● **EXERCISE AIM**: Please restate the data word for word, in full.

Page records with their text
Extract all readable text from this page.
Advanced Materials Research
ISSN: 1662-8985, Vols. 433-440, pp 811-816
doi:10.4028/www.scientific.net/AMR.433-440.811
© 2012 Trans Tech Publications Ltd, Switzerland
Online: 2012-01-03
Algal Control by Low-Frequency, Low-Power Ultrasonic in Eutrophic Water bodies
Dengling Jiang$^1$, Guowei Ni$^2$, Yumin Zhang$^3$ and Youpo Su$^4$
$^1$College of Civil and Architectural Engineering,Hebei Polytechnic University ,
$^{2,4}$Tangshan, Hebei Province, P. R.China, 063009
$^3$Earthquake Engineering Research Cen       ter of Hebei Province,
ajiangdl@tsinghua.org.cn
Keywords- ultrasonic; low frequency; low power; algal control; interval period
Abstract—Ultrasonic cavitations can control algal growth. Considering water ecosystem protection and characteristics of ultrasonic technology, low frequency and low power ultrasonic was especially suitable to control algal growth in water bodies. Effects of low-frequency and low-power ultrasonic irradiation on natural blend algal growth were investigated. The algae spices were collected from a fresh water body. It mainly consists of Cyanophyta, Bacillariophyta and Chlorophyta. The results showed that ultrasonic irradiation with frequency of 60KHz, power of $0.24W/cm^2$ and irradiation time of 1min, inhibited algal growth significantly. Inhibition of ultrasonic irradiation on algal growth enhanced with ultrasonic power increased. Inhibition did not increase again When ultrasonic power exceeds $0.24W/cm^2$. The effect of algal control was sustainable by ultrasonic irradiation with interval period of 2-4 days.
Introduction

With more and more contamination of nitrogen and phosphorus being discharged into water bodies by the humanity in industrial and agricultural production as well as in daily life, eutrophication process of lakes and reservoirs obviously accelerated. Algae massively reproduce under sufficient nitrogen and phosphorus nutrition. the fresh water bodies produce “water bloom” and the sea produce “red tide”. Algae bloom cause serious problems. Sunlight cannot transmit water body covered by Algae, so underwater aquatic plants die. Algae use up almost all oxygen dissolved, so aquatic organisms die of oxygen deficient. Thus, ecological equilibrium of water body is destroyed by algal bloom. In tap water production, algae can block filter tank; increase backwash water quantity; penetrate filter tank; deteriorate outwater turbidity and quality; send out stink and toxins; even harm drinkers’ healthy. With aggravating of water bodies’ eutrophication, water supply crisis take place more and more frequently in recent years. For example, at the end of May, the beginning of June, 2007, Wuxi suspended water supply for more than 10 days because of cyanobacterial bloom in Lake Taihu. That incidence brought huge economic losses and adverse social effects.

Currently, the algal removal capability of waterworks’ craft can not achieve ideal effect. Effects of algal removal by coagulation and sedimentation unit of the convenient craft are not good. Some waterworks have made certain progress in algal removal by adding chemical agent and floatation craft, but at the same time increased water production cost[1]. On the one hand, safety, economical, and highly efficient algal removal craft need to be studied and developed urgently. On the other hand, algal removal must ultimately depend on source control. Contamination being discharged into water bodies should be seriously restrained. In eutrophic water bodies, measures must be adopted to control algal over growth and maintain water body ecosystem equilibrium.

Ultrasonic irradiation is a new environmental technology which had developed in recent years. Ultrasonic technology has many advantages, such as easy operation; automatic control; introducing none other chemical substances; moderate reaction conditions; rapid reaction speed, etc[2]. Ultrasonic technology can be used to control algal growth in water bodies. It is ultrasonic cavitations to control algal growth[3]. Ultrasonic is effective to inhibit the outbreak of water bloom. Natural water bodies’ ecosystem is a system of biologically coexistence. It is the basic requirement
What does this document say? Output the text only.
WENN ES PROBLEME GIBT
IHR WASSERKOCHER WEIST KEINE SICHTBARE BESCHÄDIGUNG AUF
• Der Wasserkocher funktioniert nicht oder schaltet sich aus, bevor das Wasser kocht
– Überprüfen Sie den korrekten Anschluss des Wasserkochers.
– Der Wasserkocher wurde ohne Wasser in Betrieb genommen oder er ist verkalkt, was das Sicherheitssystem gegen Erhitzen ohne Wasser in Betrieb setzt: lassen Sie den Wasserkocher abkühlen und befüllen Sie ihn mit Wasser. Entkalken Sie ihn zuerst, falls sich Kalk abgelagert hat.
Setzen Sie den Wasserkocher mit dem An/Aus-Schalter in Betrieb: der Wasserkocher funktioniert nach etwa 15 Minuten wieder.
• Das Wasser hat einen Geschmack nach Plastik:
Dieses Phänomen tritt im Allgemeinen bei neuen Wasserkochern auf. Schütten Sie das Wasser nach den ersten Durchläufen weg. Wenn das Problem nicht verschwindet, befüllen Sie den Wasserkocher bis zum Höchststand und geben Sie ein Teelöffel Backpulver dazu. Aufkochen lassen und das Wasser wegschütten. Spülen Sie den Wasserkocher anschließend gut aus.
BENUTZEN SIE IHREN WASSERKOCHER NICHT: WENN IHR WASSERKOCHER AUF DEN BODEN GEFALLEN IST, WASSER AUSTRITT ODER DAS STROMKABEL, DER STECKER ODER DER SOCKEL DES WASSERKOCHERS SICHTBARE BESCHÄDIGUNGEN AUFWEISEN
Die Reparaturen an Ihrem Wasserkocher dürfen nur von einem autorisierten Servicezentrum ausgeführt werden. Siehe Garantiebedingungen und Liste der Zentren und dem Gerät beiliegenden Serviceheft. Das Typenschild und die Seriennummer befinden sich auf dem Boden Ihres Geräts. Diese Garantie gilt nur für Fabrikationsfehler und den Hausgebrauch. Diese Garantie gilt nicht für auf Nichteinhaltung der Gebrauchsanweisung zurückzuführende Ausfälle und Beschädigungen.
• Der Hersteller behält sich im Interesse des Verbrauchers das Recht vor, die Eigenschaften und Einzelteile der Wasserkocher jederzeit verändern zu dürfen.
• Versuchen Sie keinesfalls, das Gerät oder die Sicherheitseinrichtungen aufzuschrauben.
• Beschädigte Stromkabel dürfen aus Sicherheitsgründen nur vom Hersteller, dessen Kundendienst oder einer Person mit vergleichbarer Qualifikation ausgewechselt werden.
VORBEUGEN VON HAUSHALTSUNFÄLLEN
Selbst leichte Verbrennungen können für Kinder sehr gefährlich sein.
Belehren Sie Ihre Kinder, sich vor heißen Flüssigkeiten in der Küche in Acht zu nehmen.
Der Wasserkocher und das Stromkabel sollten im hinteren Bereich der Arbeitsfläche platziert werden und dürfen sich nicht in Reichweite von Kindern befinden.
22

● **RESPONSE AREA**:
Extract all readable text from this page.
Advanced Materials Research
ISSN: 1662-8985, Vols. 433-440, pp 811-816
doi:10.4028/www.scientific.net/AMR.433-440.811
© 2012 Trans Tech Publications Ltd, Switzerland
Online: 2012-01-03
Algal Control by Low-Frequency, Low-Power Ultrasonic in Eutrophic Water bodies
Dengling Jiang$^1$, Guowei Ni$^2$, Yumin Zhang$^3$ and Youpo Su$^4$
$^1$College of Civil and Architectural Engineering,Hebei Polytechnic University ,
$^{2,4}$Tangshan, Hebei Province, P. R.China, 063009
$^3$Earthquake Engineering Research Cen       ter of Hebei Province,
ajiangdl@tsinghua.org.cn
Keywords- ultrasonic; low frequency; low power; algal control; interval period
Abstract—Ultrasonic cavitations can control algal growth. Considering water ecosystem protection and characteristics of ultrasonic technology, low frequency and low power ultrasonic was especially suitable to control algal growth in water bodies. Effects of low-frequency and low-power ultrasonic irradiation on natural blend algal growth were investigated. The algae spices were collected from a fresh water body. It mainly consists of Cyanophyta, Bacillariophyta and Chlorophyta. The results showed that ultrasonic irradiation with frequency of 60KHz, power of $0.24W/cm^2$ and irradiation time of 1min, inhibited algal growth significantly. Inhibition of ultrasonic irradiation on algal growth enhanced with ultrasonic power increased. Inhibition did not increase again When ultrasonic power exceeds $0.24W/cm^2$. The effect of algal control was sustainable by ultrasonic irradiation with interval period of 2-4 days.
Introduction

With more and more contamination of nitrogen and phosphorus being discharged into water bodies by the humanity in industrial and agricultural production as well as in daily life, eutrophication process of lakes and reservoirs obviously accelerated. Algae massively reproduce under sufficient nitrogen and phosphorus nutrition. the fresh water bodies produce “water bloom” and the sea produce “red tide”. Algae bloom cause serious problems. Sunlight cannot transmit water body covered by Algae, so underwater aquatic plants die. Algae use up almost all oxygen dissolved, so aquatic organisms die of oxygen deficient. Thus, ecological equilibrium of water body is destroyed by algal bloom. In tap water production, algae can block filter tank; increase backwash water quantity; penetrate filter tank; deteriorate outwater turbidity and quality; send out stink and toxins; even harm drinkers’ healthy. With aggravating of water bodies’ eutrophication, water supply crisis take place more and more frequently in recent years. For example, at the end of May, the beginning of June, 2007, Wuxi suspended water supply for more than 10 days because of cyanobacterial bloom in Lake Taihu. That incidence brought huge economic losses and adverse social effects.

Currently, the algal removal capability of waterworks’ craft can not achieve ideal effect. Effects of algal removal by coagulation and sedimentation unit of the convenient craft are not good. Some waterworks have made certain progress in algal removal by adding chemical agent and floatation craft, but at the same time increased water production cost[1]. On the one hand, safety, economical, and highly efficient algal removal craft need to be studied and developed urgently. On the other hand, algal removal must ultimately depend on source control. Contamination being discharged into water bodies should be seriously restrained. In eutrophic water bodies, measures must be adopted to control algal over growth and maintain water body ecosystem equilibrium.

Ultrasonic irradiation is a new environmental technology which had developed in recent years. Ultrasonic technology has many advantages, such as easy operation; automatic control; introducing none other chemical substances; moderate reaction conditions; rapid reaction speed, etc[2]. Ultrasonic technology can be used to control algal growth in water bodies. It is ultrasonic cavitations to control algal growth[3]. Ultrasonic is effective to inhibit the outbreak of water bloom. Natural water bodies’ ecosystem is a system of biologically coexistence. It is the basic requirement
What does this document say? Output the text only.
WENN ES PROBLEME GIBT
IHR WASSERKOCHER WEIST KEINE SICHTBARE BESCHÄDIGUNG AUF
• Der Wasserkocher funktioniert nicht oder schaltet sich aus, bevor das Wasser kocht
– Überprüfen Sie den korrekten Anschluss des Wasserkochers.
– Der Wasserkocher wurde ohne Wasser in Betrieb genommen oder er ist verkalkt, was das Sicherheitssystem gegen Erhitzen ohne Wasser in Betrieb setzt: lassen Sie den Wasserkocher abkühlen und befüllen Sie ihn mit Wasser. Entkalken Sie ihn zuerst, falls sich Kalk abgelagert hat.
Setzen Sie den Wasserkocher mit dem An/Aus-Schalter in Betrieb: der Wasserkocher funktioniert nach etwa 15 Minuten wieder.
• Das Wasser hat einen Geschmack nach Plastik:
Dieses Phänomen tritt im Allgemeinen bei neuen Wasserkochern auf. Schütten Sie das Wasser nach den ersten Durchläufen weg. Wenn das Problem nicht verschwindet, befüllen Sie den Wasserkocher bis zum Höchststand und geben Sie ein Teelöffel Backpulver dazu. Aufkochen lassen und das Wasser wegschütten. Spülen Sie den Wasserkocher anschließend gut aus.
BENUTZEN SIE IHREN WASSERKOCHER NICHT: WENN IHR WASSERKOCHER AUF DEN BODEN GEFALLEN IST, WASSER AUSTRITT ODER DAS STROMKABEL, DER STECKER ODER DER SOCKEL DES WASSERKOCHERS SICHTBARE BESCHÄDIGUNGEN AUFWEISEN
Die Reparaturen an Ihrem Wasserkocher dürfen nur von einem autorisierten Servicezentrum ausgeführt werden. Siehe Garantiebedingungen und Liste der Zentren und dem Gerät beiliegenden Serviceheft. Das Typenschild und die Seriennummer befinden sich auf dem Boden Ihres Geräts. Diese Garantie gilt nur für Fabrikationsfehler und den Hausgebrauch. Diese Garantie gilt nicht für auf Nichteinhaltung der Gebrauchsanweisung zurückzuführende Ausfälle und Beschädigungen.
• Der Hersteller behält sich im Interesse des Verbrauchers das Recht vor, die Eigenschaften und Einzelteile der Wasserkocher jederzeit verändern zu dürfen.
• Versuchen Sie keinesfalls, das Gerät oder die Sicherheitseinrichtungen aufzuschrauben.
• Beschädigte Stromkabel dürfen aus Sicherheitsgründen nur vom Hersteller, dessen Kundendienst oder einer Person mit vergleichbarer Qualifikation ausgewechselt werden.
VORBEUGEN VON HAUSHALTSUNFÄLLEN
Selbst leichte Verbrennungen können für Kinder sehr gefährlich sein.
Belehren Sie Ihre Kinder, sich vor heißen Flüssigkeiten in der Küche in Acht zu nehmen.
Der Wasserkocher und das Stromkabel sollten im hinteren Bereich der Arbeitsfläche platziert werden und dürfen sich nicht in Reichweite von Kindern befinden.
22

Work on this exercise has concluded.